◆ Aim: Below is a set of records; restate each one word for word.
▬▬▬▬▬▬▬▬▬▬
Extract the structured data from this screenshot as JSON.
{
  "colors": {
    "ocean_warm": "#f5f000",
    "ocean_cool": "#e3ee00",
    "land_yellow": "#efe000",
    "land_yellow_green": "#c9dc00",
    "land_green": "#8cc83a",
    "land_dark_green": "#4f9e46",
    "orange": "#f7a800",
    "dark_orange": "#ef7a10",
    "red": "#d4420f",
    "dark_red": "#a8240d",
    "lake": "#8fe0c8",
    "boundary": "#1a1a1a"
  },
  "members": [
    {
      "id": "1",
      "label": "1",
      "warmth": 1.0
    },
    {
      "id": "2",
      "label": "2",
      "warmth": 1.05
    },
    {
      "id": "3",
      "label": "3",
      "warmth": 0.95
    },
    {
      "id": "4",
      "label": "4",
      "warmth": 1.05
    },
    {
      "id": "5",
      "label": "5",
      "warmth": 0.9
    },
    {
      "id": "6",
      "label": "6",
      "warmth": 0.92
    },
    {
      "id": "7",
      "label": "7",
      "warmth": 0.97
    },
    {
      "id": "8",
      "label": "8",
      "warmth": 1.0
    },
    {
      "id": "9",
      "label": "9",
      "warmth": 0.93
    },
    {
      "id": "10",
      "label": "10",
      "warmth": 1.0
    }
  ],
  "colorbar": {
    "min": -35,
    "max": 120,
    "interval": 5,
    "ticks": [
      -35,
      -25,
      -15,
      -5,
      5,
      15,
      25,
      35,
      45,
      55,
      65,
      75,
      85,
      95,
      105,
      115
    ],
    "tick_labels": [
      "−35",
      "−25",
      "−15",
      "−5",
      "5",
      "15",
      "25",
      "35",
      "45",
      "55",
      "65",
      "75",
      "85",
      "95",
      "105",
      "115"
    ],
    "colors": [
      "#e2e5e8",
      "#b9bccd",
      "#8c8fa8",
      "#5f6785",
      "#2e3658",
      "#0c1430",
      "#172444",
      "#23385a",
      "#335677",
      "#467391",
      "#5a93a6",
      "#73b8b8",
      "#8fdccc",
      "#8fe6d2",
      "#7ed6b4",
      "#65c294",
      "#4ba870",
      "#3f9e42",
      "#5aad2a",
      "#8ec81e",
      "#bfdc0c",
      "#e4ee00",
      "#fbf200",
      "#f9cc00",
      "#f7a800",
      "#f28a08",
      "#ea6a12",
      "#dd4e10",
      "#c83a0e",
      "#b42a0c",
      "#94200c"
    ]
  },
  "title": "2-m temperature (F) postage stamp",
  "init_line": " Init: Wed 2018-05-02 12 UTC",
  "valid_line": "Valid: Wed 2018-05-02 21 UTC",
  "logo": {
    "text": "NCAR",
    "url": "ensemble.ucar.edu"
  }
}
▬▬▬▬▬▬▬▬▬▬
◆ The output:
Extract the structured data from this screenshot as JSON.
{
  "colors": {
    "ocean_warm": "#f5f000",
    "ocean_cool": "#e3ee00",
    "land_yellow": "#efe000",
    "land_yellow_green": "#c9dc00",
    "land_green": "#8cc83a",
    "land_dark_green": "#4f9e46",
    "orange": "#f7a800",
    "dark_orange": "#ef7a10",
    "red": "#d4420f",
    "dark_red": "#a8240d",
    "lake": "#8fe0c8",
    "boundary": "#1a1a1a"
  },
  "members": [
    {
      "id": "1",
      "label": "1",
      "warmth": 1.0
    },
    {
      "id": "2",
      "label": "2",
      "warmth": 1.05
    },
    {
      "id": "3",
      "label": "3",
      "warmth": 0.95
    },
    {
      "id": "4",
      "label": "4",
      "warmth": 1.05
    },
    {
      "id": "5",
      "label": "5",
      "warmth": 0.9
    },
    {
      "id": "6",
      "label": "6",
      "warmth": 0.92
    },
    {
      "id": "7",
      "label": "7",
      "warmth": 0.97
    },
    {
      "id": "8",
      "label": "8",
      "warmth": 1.0
    },
    {
      "id": "9",
      "label": "9",
      "warmth": 0.93
    },
    {
      "id": "10",
      "label": "10",
      "warmth": 1.0
    }
  ],
  "colorbar": {
    "min": -35,
    "max": 120,
    "interval": 5,
    "ticks": [
      -35,
      -25,
      -15,
      -5,
      5,
      15,
      25,
      35,
      45,
      55,
      65,
      75,
      85,
      95,
      105,
      115
    ],
    "tick_labels": [
      "−35",
      "−25",
      "−15",
      "−5",
      "5",
      "15",
      "25",
      "35",
      "45",
      "55",
      "65",
      "75",
      "85",
      "95",
      "105",
      "115"
    ],
    "colors": [
      "#e2e5e8",
      "#b9bccd",
      "#8c8fa8",
      "#5f6785",
      "#2e3658",
      "#0c1430",
      "#172444",
      "#23385a",
      "#335677",
      "#467391",
      "#5a93a6",
      "#73b8b8",
      "#8fdccc",
      "#8fe6d2",
      "#7ed6b4",
      "#65c294",
      "#4ba870",
      "#3f9e42",
      "#5aad2a",
      "#8ec81e",
      "#bfdc0c",
      "#e4ee00",
      "#fbf200",
      "#f9cc00",
      "#f7a800",
      "#f28a08",
      "#ea6a12",
      "#dd4e10",
      "#c83a0e",
      "#b42a0c",
      "#94200c"
    ]
  },
  "title": "2-m temperature (F) postage stamp",
  "init_line": " Init: Wed 2018-05-02 12 UTC",
  "valid_line": "Valid: Wed 2018-05-02 21 UTC",
  "logo": {
    "text": "NCAR",
    "url": "ensemble.ucar.edu"
  }
}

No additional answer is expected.